— START Material for this exercise —

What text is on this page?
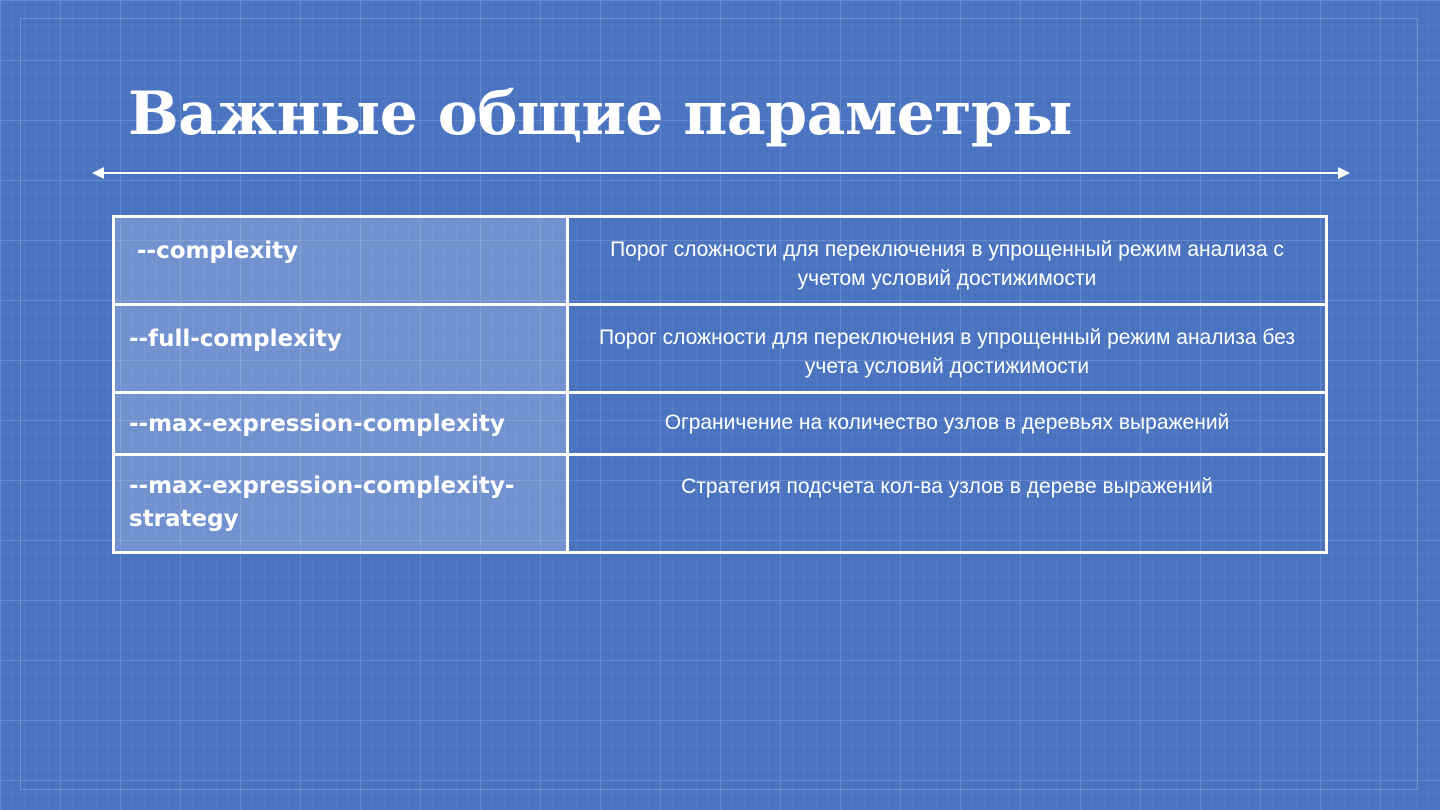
Важные общие параметры
--complexity	Порог сложности для переключения в упрощенный режим анализа с учетом условий достижимости
--full-complexity	Порог сложности для переключения в упрощенный режим анализа без учета условий достижимости
--max-expression-complexity	Ограничение на количество узлов в деревьях выражений
--max-expression-complexity-strategy	Стратегия подсчета кол-ва узлов в дереве выражений
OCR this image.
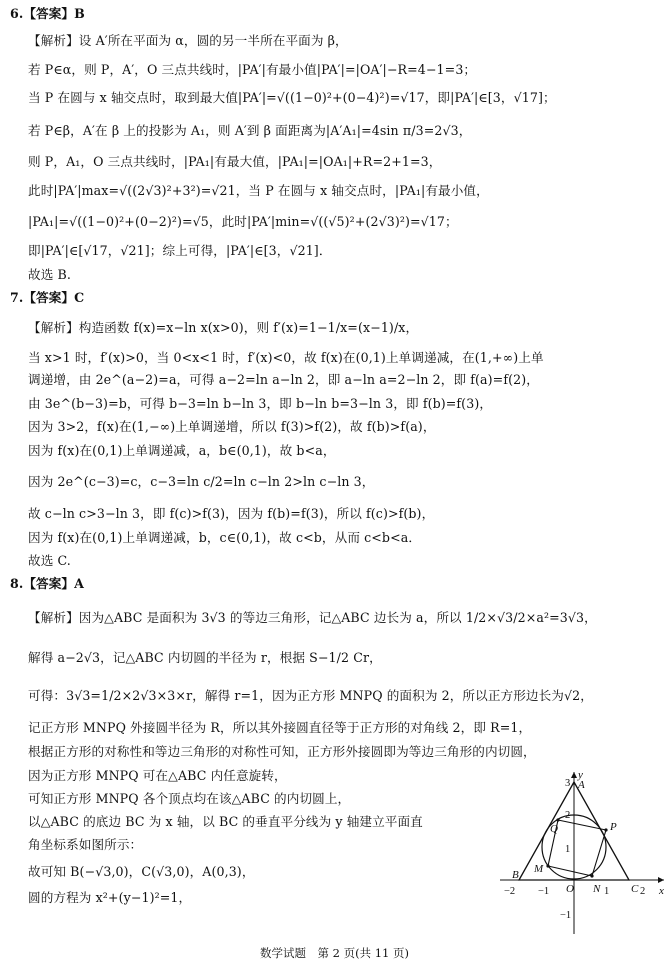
6.【答案】B
【解析】设 A′所在平面为 α，圆的另一半所在平面为 β，
若 P∈α，则 P，A′，O 三点共线时，|PA′|有最小值|PA′|=|OA′|−R=4−1=3；
当 P 在圆与 x 轴交点时，取到最大值|PA′|=√((1−0)²+(0−4)²)=√17，即|PA′|∈[3，√17]；
若 P∈β，A′在 β 上的投影为 A₁，则 A′到 β 面距离为|A′A₁|=4sin π/3=2√3，
则 P，A₁，O 三点共线时，|PA₁|有最大值，|PA₁|=|OA₁|+R=2+1=3，
此时|PA′|max=√((2√3)²+3²)=√21，当 P 在圆与 x 轴交点时，|PA₁|有最小值，
|PA₁|=√((1−0)²+(0−2)²)=√5，此时|PA′|min=√((√5)²+(2√3)²)=√17；
即|PA′|∈[√17，√21]；综上可得，|PA′|∈[3，√21]．
故选 B.
7.【答案】C
【解析】构造函数 f(x)=x−ln x(x>0)，则 f′(x)=1−1/x=(x−1)/x，
当 x>1 时，f′(x)>0，当 0<x<1 时，f′(x)<0，故 f(x)在(0,1)上单调递减，在(1,+∞)上单
调递增，由 2e^(a−2)=a，可得 a−2=ln a−ln 2，即 a−ln a=2−ln 2，即 f(a)=f(2)，
由 3e^(b−3)=b，可得 b−3=ln b−ln 3，即 b−ln b=3−ln 3，即 f(b)=f(3)，
因为 3>2，f(x)在(1,−∞)上单调递增，所以 f(3)>f(2)，故 f(b)>f(a)，
因为 f(x)在(0,1)上单调递减，a，b∈(0,1)，故 b<a，
因为 2e^(c−3)=c，c−3=ln c/2=ln c−ln 2>ln c−ln 3，
故 c−ln c>3−ln 3，即 f(c)>f(3)，因为 f(b)=f(3)，所以 f(c)>f(b)，
因为 f(x)在(0,1)上单调递减，b，c∈(0,1)，故 c<b，从而 c<b<a．
故选 C.
8.【答案】A
【解析】因为△ABC 是面积为 3√3 的等边三角形，记△ABC 边长为 a，所以 1/2×√3/2×a²=3√3，
解得 a−2√3，记△ABC 内切圆的半径为 r，根据 S−1/2 Cr，
可得：3√3=1/2×2√3×3×r，解得 r=1，因为正方形 MNPQ 的面积为 2，所以正方形边长为√2，
记正方形 MNPQ 外接圆半径为 R，所以其外接圆直径等于正方形的对角线 2，即 R=1，
根据正方形的对称性和等边三角形的对称性可知，正方形外接圆即为等边三角形的内切圆，
因为正方形 MNPQ 可在△ABC 内任意旋转，
可知正方形 MNPQ 各个顶点均在该△ABC 的内切圆上，
以△ABC 的底边 BC 为 x 轴，以 BC 的垂直平分线为 y 轴建立平面直
角坐标系如图所示：
故可知 B(−√3,0)，C(√3,0)，A(0,3)，
圆的方程为 x²+(y−1)²=1，
y
x
A
B
C
M
N
P
Q
O
3
2
1
−1
−2 −1	1	2
数学试题　第 2 页(共 11 页)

— END Material for this exercise —

### Description of the task
Repeat the material verbatim. Do not carry over any picture.

### Solution below
What text is on this page?
Важные общие параметры
--complexity	Порог сложности для переключения в упрощенный режим анализа с учетом условий достижимости
--full-complexity	Порог сложности для переключения в упрощенный режим анализа без учета условий достижимости
--max-expression-complexity	Ограничение на количество узлов в деревьях выражений
--max-expression-complexity-strategy	Стратегия подсчета кол-ва узлов в дереве выражений
OCR this image.
6.【答案】B
【解析】设 A′所在平面为 α，圆的另一半所在平面为 β，
若 P∈α，则 P，A′，O 三点共线时，|PA′|有最小值|PA′|=|OA′|−R=4−1=3；
当 P 在圆与 x 轴交点时，取到最大值|PA′|=√((1−0)²+(0−4)²)=√17，即|PA′|∈[3，√17]；
若 P∈β，A′在 β 上的投影为 A₁，则 A′到 β 面距离为|A′A₁|=4sin π/3=2√3，
则 P，A₁，O 三点共线时，|PA₁|有最大值，|PA₁|=|OA₁|+R=2+1=3，
此时|PA′|max=√((2√3)²+3²)=√21，当 P 在圆与 x 轴交点时，|PA₁|有最小值，
|PA₁|=√((1−0)²+(0−2)²)=√5，此时|PA′|min=√((√5)²+(2√3)²)=√17；
即|PA′|∈[√17，√21]；综上可得，|PA′|∈[3，√21]．
故选 B.
7.【答案】C
【解析】构造函数 f(x)=x−ln x(x>0)，则 f′(x)=1−1/x=(x−1)/x，
当 x>1 时，f′(x)>0，当 0<x<1 时，f′(x)<0，故 f(x)在(0,1)上单调递减，在(1,+∞)上单
调递增，由 2e^(a−2)=a，可得 a−2=ln a−ln 2，即 a−ln a=2−ln 2，即 f(a)=f(2)，
由 3e^(b−3)=b，可得 b−3=ln b−ln 3，即 b−ln b=3−ln 3，即 f(b)=f(3)，
因为 3>2，f(x)在(1,−∞)上单调递增，所以 f(3)>f(2)，故 f(b)>f(a)，
因为 f(x)在(0,1)上单调递减，a，b∈(0,1)，故 b<a，
因为 2e^(c−3)=c，c−3=ln c/2=ln c−ln 2>ln c−ln 3，
故 c−ln c>3−ln 3，即 f(c)>f(3)，因为 f(b)=f(3)，所以 f(c)>f(b)，
因为 f(x)在(0,1)上单调递减，b，c∈(0,1)，故 c<b，从而 c<b<a．
故选 C.
8.【答案】A
【解析】因为△ABC 是面积为 3√3 的等边三角形，记△ABC 边长为 a，所以 1/2×√3/2×a²=3√3，
解得 a−2√3，记△ABC 内切圆的半径为 r，根据 S−1/2 Cr，
可得：3√3=1/2×2√3×3×r，解得 r=1，因为正方形 MNPQ 的面积为 2，所以正方形边长为√2，
记正方形 MNPQ 外接圆半径为 R，所以其外接圆直径等于正方形的对角线 2，即 R=1，
根据正方形的对称性和等边三角形的对称性可知，正方形外接圆即为等边三角形的内切圆，
因为正方形 MNPQ 可在△ABC 内任意旋转，
可知正方形 MNPQ 各个顶点均在该△ABC 的内切圆上，
以△ABC 的底边 BC 为 x 轴，以 BC 的垂直平分线为 y 轴建立平面直
角坐标系如图所示：
故可知 B(−√3,0)，C(√3,0)，A(0,3)，
圆的方程为 x²+(y−1)²=1，
y
x
A
B
C
M
N
P
Q
O
3
2
1
−1
−2 −1	1	2
数学试题　第 2 页(共 11 页)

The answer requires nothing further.